Records to use =>

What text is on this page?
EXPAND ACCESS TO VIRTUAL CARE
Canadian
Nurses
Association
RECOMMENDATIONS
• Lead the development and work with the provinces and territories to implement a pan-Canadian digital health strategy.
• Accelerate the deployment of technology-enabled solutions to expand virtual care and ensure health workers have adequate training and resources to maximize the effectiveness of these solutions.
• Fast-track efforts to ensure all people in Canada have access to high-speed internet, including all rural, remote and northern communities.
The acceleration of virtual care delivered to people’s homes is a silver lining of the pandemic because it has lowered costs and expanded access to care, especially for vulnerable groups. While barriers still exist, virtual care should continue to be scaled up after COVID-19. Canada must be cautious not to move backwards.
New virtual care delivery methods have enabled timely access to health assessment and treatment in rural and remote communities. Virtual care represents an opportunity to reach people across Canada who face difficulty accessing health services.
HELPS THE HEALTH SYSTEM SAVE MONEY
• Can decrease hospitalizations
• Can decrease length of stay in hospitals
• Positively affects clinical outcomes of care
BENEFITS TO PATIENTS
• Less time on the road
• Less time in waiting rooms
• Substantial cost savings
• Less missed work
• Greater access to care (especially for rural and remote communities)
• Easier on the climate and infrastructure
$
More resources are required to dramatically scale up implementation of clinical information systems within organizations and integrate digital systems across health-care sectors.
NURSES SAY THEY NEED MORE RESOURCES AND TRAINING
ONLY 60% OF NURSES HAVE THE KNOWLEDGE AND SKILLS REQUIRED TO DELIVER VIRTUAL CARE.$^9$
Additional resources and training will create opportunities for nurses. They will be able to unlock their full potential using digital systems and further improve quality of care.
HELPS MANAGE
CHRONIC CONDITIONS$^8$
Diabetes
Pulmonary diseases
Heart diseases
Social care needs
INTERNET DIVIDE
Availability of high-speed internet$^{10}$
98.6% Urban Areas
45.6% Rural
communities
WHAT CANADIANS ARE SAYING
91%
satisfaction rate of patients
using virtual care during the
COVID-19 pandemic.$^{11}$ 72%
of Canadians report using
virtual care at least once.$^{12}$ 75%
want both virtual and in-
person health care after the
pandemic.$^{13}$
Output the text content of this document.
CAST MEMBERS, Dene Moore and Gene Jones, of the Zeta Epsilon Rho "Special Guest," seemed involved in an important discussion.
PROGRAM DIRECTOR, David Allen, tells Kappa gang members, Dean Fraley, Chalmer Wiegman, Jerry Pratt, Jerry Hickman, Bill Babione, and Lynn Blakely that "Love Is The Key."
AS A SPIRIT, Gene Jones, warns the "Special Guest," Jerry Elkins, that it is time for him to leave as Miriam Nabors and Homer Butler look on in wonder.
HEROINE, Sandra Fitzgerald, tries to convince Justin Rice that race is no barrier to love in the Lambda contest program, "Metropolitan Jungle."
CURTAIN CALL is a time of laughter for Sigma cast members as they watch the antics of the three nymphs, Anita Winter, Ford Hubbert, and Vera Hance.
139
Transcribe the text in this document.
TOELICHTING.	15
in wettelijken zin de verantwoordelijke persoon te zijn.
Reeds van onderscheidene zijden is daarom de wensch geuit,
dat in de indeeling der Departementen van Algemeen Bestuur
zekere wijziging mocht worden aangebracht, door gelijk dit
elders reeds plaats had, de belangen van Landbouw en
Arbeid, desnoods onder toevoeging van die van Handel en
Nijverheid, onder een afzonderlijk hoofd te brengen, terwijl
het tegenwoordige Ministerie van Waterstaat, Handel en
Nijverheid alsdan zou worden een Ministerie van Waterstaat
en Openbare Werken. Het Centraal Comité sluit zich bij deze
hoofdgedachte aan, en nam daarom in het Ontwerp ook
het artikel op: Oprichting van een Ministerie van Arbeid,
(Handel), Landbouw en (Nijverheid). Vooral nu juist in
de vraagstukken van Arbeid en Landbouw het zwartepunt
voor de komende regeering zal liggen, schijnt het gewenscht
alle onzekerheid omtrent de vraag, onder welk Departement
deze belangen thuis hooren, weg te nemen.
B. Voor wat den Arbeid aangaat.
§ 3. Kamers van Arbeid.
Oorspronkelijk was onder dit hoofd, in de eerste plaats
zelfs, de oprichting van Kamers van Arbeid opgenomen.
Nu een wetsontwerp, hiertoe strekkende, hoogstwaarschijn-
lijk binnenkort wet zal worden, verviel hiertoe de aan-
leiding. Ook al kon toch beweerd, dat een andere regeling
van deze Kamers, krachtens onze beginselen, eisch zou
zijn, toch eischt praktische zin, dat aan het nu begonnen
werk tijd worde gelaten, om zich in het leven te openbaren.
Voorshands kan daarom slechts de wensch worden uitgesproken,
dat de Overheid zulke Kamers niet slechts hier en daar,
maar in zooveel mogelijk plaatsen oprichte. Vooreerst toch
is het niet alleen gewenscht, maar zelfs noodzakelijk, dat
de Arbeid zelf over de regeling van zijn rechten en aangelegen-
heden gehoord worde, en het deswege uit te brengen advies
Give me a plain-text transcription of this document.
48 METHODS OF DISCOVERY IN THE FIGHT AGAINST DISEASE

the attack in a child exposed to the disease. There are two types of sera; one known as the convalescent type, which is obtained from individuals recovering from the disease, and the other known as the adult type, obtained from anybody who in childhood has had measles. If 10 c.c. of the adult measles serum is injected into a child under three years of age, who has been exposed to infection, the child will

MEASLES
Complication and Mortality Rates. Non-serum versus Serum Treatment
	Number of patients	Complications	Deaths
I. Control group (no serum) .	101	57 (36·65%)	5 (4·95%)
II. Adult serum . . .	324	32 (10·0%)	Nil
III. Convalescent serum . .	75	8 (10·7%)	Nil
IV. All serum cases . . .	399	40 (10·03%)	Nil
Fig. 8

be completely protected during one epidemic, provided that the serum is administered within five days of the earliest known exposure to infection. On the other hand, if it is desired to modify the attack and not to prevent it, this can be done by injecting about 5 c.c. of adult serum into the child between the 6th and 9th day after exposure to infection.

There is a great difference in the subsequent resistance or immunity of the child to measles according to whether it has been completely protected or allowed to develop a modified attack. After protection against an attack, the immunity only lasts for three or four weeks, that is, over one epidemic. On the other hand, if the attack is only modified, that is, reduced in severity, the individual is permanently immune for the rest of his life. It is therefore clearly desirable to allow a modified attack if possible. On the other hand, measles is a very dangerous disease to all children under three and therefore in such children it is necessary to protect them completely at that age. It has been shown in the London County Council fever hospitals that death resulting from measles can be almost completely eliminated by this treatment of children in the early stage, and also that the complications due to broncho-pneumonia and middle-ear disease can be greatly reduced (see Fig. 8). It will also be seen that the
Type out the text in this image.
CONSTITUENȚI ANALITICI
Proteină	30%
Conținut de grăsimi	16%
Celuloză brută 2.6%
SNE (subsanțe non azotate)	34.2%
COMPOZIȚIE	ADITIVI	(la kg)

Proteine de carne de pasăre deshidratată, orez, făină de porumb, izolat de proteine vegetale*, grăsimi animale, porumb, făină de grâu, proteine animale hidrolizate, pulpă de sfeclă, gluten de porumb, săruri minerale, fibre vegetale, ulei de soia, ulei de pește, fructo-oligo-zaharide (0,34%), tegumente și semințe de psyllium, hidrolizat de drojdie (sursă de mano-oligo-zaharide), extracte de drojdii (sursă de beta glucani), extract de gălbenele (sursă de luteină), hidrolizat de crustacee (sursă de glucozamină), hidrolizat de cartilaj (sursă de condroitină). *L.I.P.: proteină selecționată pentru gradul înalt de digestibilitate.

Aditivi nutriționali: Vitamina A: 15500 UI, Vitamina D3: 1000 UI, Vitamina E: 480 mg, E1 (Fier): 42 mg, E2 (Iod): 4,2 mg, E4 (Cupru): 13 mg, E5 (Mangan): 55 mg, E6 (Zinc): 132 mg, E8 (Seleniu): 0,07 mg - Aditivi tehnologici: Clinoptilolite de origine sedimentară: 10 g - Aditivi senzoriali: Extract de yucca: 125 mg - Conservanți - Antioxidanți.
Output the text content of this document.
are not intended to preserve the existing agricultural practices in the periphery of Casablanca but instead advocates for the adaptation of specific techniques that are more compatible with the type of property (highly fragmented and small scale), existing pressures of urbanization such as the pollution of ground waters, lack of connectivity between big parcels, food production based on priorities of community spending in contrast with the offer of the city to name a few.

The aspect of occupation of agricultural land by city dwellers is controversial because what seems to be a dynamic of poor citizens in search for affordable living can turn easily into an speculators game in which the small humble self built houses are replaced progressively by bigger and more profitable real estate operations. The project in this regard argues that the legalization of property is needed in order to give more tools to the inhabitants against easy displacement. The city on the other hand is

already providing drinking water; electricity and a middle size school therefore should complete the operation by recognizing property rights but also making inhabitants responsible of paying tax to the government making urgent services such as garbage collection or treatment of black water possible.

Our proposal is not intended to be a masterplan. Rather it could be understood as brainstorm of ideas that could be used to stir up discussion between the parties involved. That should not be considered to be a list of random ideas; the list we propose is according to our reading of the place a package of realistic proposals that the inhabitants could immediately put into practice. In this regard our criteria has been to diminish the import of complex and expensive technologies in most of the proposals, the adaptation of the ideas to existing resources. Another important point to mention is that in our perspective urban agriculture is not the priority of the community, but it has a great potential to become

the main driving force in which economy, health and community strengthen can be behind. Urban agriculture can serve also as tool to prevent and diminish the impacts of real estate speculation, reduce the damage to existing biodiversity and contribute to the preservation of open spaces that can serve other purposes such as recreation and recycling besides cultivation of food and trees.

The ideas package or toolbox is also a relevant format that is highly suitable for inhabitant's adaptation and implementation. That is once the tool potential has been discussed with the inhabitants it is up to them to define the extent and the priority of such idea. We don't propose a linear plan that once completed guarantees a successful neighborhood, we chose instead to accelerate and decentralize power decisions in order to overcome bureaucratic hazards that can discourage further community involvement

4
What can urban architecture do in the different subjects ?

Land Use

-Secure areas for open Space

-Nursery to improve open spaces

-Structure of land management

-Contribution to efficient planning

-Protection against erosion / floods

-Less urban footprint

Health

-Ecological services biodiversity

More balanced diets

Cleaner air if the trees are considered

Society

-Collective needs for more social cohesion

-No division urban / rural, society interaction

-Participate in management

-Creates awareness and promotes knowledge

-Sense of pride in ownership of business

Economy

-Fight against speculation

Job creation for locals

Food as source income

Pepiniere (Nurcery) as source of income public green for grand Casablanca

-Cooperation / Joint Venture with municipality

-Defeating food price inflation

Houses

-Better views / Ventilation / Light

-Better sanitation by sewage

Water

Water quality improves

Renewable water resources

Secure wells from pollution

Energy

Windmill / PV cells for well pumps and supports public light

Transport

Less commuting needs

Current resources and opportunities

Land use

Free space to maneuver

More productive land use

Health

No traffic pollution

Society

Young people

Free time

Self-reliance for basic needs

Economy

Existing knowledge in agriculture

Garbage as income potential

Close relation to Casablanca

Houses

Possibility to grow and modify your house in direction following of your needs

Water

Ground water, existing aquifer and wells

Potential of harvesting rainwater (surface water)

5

Aim of the exercise =>
Please return every line in the data that includes the string "Nijverheid".

Written answer =>
Nijverheid, onder een afzonderlijk hoofd te brengen, terwijl
Nijverheid alsdan zou worden een Ministerie van Waterstaat
(Handel), Landbouw en (Nijverheid). Vooral nu juist in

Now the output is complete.